[Data entries]
━━━━━━━━━━━━━━━━━━━━━━━━━━━━━━
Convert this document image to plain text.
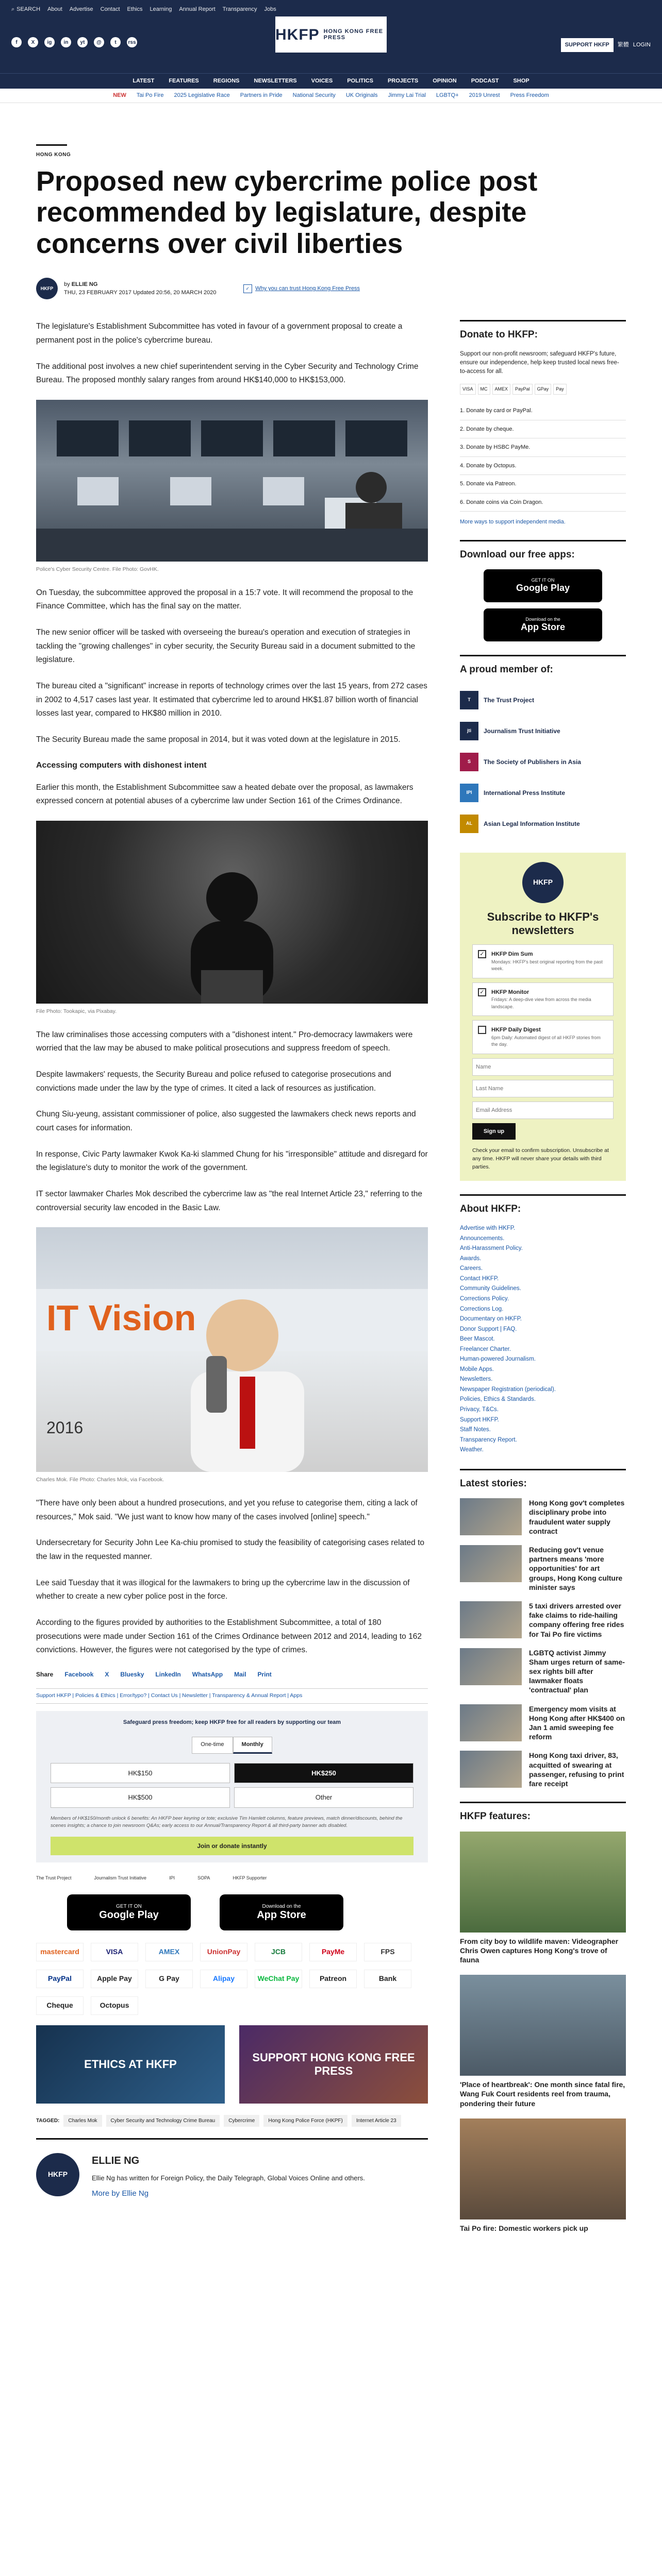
⌕ SEARCH About Advertise Contact Ethics Learning Annual Report Transparency Jobs
f	X	ig	in	yt	@	t	rss	HKFP HONG KONG FREE PRESS
SUPPORT HKFP	繁體 LOGIN
LATEST	FEATURES	REGIONS	NEWSLETTERS	VOICES	POLITICS	PROJECTS	OPINION	PODCAST	SHOP
NEW Tai Po Fire 2025 Legislative Race Partners in Pride National Security UK Originals Jimmy Lai Trial LGBTQ+ 2019 Unrest Press Freedom
HONG KONG
Proposed new cybercrime police post recommended by legislature, despite concerns over civil liberties
HKFP
by ELLIE NG
THU, 23 FEBRUARY 2017 Updated 20:56, 20 MARCH 2020
✓	Why you can trust Hong Kong Free Press

The legislature's Establishment Subcommittee has voted in favour of a government proposal to create a permanent post in the police's cybercrime bureau.

The additional post involves a new chief superintendent serving in the Cyber Security and Technology Crime Bureau. The proposed monthly salary ranges from around HK$140,000 to HK$153,000.

Police's Cyber Security Centre. File Photo: GovHK.

On Tuesday, the subcommittee approved the proposal in a 15:7 vote. It will recommend the proposal to the Finance Committee, which has the final say on the matter.

The new senior officer will be tasked with overseeing the bureau's operation and execution of strategies in tackling the "growing challenges" in cyber security, the Security Bureau said in a document submitted to the legislature.

The bureau cited a "significant" increase in reports of technology crimes over the last 15 years, from 272 cases in 2002 to 4,517 cases last year. It estimated that cybercrime led to around HK$1.87 billion worth of financial losses last year, compared to HK$80 million in 2010.

The Security Bureau made the same proposal in 2014, but it was voted down at the legislature in 2015.

Accessing computers with dishonest intent

Earlier this month, the Establishment Subcommittee saw a heated debate over the proposal, as lawmakers expressed concern at potential abuses of a cybercrime law under Section 161 of the Crimes Ordinance.

File Photo: Tookapic, via Pixabay.

The law criminalises those accessing computers with a "dishonest intent." Pro-democracy lawmakers were worried that the law may be abused to make political prosecutions and suppress freedom of speech.

Despite lawmakers' requests, the Security Bureau and police refused to categorise prosecutions and convictions made under the law by the type of crimes. It cited a lack of resources as justification.

Chung Siu-yeung, assistant commissioner of police, also suggested the lawmakers check news reports and court cases for information.

In response, Civic Party lawmaker Kwok Ka-ki slammed Chung for his "irresponsible" attitude and disregard for the legislature's duty to monitor the work of the government.

IT sector lawmaker Charles Mok described the cybercrime law as "the real Internet Article 23," referring to the controversial security law encoded in the Basic Law.

IT Vision
2016
Charles Mok. File Photo: Charles Mok, via Facebook.

"There have only been about a hundred prosecutions, and yet you refuse to categorise them, citing a lack of resources," Mok said. "We just want to know how many of the cases involved [online] speech."

Undersecretary for Security John Lee Ka-chiu promised to study the feasibility of categorising cases related to the law in the requested manner.

Lee said Tuesday that it was illogical for the lawmakers to bring up the cybercrime law in the discussion of whether to create a new cyber police post in the force.

According to the figures provided by authorities to the Establishment Subcommittee, a total of 180 prosecutions were made under Section 161 of the Crimes Ordinance between 2012 and 2014, leading to 162 convictions. However, the figures were not categorised by the type of crimes.

Share Facebook X Bluesky LinkedIn WhatsApp Mail Print
Support HKFP | Policies & Ethics | Error/typo? | Contact Us | Newsletter | Transparency & Annual Report | Apps
Safeguard press freedom; keep HKFP free for all readers by supporting our team
One-time	Monthly
HK$150	HK$250
HK$500	Other
Members of HK$150/month unlock 6 benefits: An HKFP beer keyring or tote; exclusive Tim Hamlett columns, feature previews, match dinner/discounts, behind the scenes insights; a chance to join newsroom Q&As; early access to our Annual/Transparency Report & all third-party banner ads disabled.
Join or donate instantly
The Trust Project	Journalism Trust Initiative	IPI	SOPA	HKFP Supporter
GET IT ON
Google Play
Download on the
App Store
mastercard	VISA	AMEX	UnionPay	JCB	PayMe	FPS
PayPal	Apple Pay	G Pay	Alipay	WeChat Pay	Patreon	Bank
Cheque	Octopus
ETHICS AT HKFP
SUPPORT HONG KONG FREE PRESS
TAGGED:	Charles Mok	Cyber Security and Technology Crime Bureau	Cybercrime	Hong Kong Police Force (HKPF)	Internet Article 23
HKFP
ELLIE NG

Ellie Ng has written for Foreign Policy, the Daily Telegraph, Global Voices Online and others.

More by Ellie Ng
Donate to HKFP:

Support our non-profit newsroom; safeguard HKFP's future, ensure our independence, help keep trusted local news free-to-access for all.

VISA	MC	AMEX	PayPal	GPay	Pay
1. Donate by card or PayPal.
2. Donate by cheque.
3. Donate by HSBC PayMe.
4. Donate by Octopus.
5. Donate via Patreon.
6. Donate coins via Coin Dragon.
More ways to support independent media.
Download our free apps:
GET IT ON
Google Play
Download on the
App Store
A proud member of:
T	The Trust Project
jti	Journalism Trust Initiative
S	The Society of Publishers in Asia
IPI	International Press Institute
AL	Asian Legal Information Institute
HKFP
Subscribe to HKFP's newsletters
✓	HKFP Dim Sum
Mondays: HKFP's best original reporting from the past week.
✓	HKFP Monitor
Fridays: A deep-dive view from across the media landscape.
HKFP Daily Digest
6pm Daily: Automated digest of all HKFP stories from the day.
Name Last Name Email Address
Sign up
Check your email to confirm subscription. Unsubscribe at any time. HKFP will never share your details with third parties.
About HKFP:
Advertise with HKFP.
Announcements.
Anti-Harassment Policy.
Awards.
Careers.
Contact HKFP.
Community Guidelines.
Corrections Policy.
Corrections Log.
Documentary on HKFP.
Donor Support | FAQ.
Beer Mascot.
Freelancer Charter.
Human-powered Journalism.
Mobile Apps.
Newsletters.
Newspaper Registration (periodical).
Policies, Ethics & Standards.
Privacy, T&Cs.
Support HKFP.
Staff Notes.
Transparency Report.
Weather.
Latest stories:

Hong Kong gov't completes disciplinary probe into fraudulent water supply contract

Reducing gov't venue partners means 'more opportunities' for art groups, Hong Kong culture minister says

5 taxi drivers arrested over fake claims to ride-hailing company offering free rides for Tai Po fire victims

LGBTQ activist Jimmy Sham urges return of same-sex rights bill after lawmaker floats 'contractual' plan

Emergency mom visits at Hong Kong after HK$400 on Jan 1 amid sweeping fee reform

Hong Kong taxi driver, 83, acquitted of swearing at passenger, refusing to print fare receipt

HKFP features:

From city boy to wildlife maven: Videographer Chris Owen captures Hong Kong's trove of fauna

'Place of heartbreak': One month since fatal fire, Wang Fuk Court residents reel from trauma, pondering their future

Tai Po fire: Domestic workers pick up
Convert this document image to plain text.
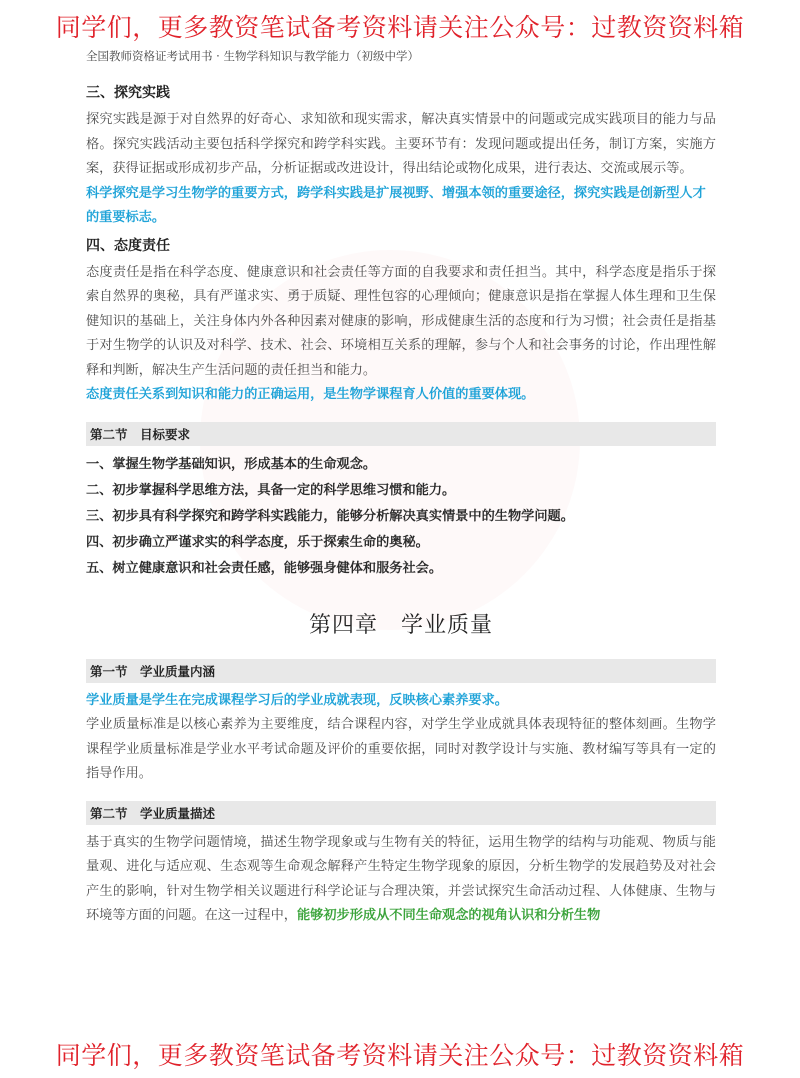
同学们，更多教资笔试备考资料请关注公众号：过教资资料箱
全国教师资格证考试用书 · 生物学科知识与教学能力（初级中学）
三、探究实践
探究实践是源于对自然界的好奇心、求知欲和现实需求，解决真实情景中的问题或完成实践项目的能力与品格。探究实践活动主要包括科学探究和跨学科实践。主要环节有：发现问题或提出任务，制订方案，实施方案，获得证据或形成初步产品，分析证据或改进设计，得出结论或物化成果，进行表达、交流或展示等。
科学探究是学习生物学的重要方式，跨学科实践是扩展视野、增强本领的重要途径，探究实践是创新型人才的重要标志。
四、态度责任
态度责任是指在科学态度、健康意识和社会责任等方面的自我要求和责任担当。其中，科学态度是指乐于探索自然界的奥秘，具有严谨求实、勇于质疑、理性包容的心理倾向；健康意识是指在掌握人体生理和卫生保健知识的基础上，关注身体内外各种因素对健康的影响，形成健康生活的态度和行为习惯；社会责任是指基于对生物学的认识及对科学、技术、社会、环境相互关系的理解，参与个人和社会事务的讨论，作出理性解释和判断，解决生产生活问题的责任担当和能力。
态度责任关系到知识和能力的正确运用，是生物学课程育人价值的重要体现。
第二节　目标要求
一、掌握生物学基础知识，形成基本的生命观念。
二、初步掌握科学思维方法，具备一定的科学思维习惯和能力。
三、初步具有科学探究和跨学科实践能力，能够分析解决真实情景中的生物学问题。
四、初步确立严谨求实的科学态度，乐于探索生命的奥秘。
五、树立健康意识和社会责任感，能够强身健体和服务社会。
第四章　学业质量
第一节　学业质量内涵
学业质量是学生在完成课程学习后的学业成就表现，反映核心素养要求。
学业质量标准是以核心素养为主要维度，结合课程内容，对学生学业成就具体表现特征的整体刻画。生物学课程学业质量标准是学业水平考试命题及评价的重要依据，同时对教学设计与实施、教材编写等具有一定的指导作用。
第二节　学业质量描述
基于真实的生物学问题情境，描述生物学现象或与生物有关的特征，运用生物学的结构与功能观、物质与能量观、进化与适应观、生态观等生命观念解释产生特定生物学现象的原因，分析生物学的发展趋势及对社会产生的影响，针对生物学相关议题进行科学论证与合理决策，并尝试探究生命活动过程、人体健康、生物与环境等方面的问题。在这一过程中，能够初步形成从不同生命观念的视角认识和分析生物
同学们，更多教资笔试备考资料请关注公众号：过教资资料箱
━━━━━━━━━━━━━━━━━━━━━━━━━━━━━━
- **TASK REQUIREMENTS**: Copy every line that contains the string "Initiative".

- **SOLUTION TO THIS PROBLEM**:
The Trust Project	Journalism Trust Initiative	IPI	SOPA	HKFP Supporter
jti	Journalism Trust Initiative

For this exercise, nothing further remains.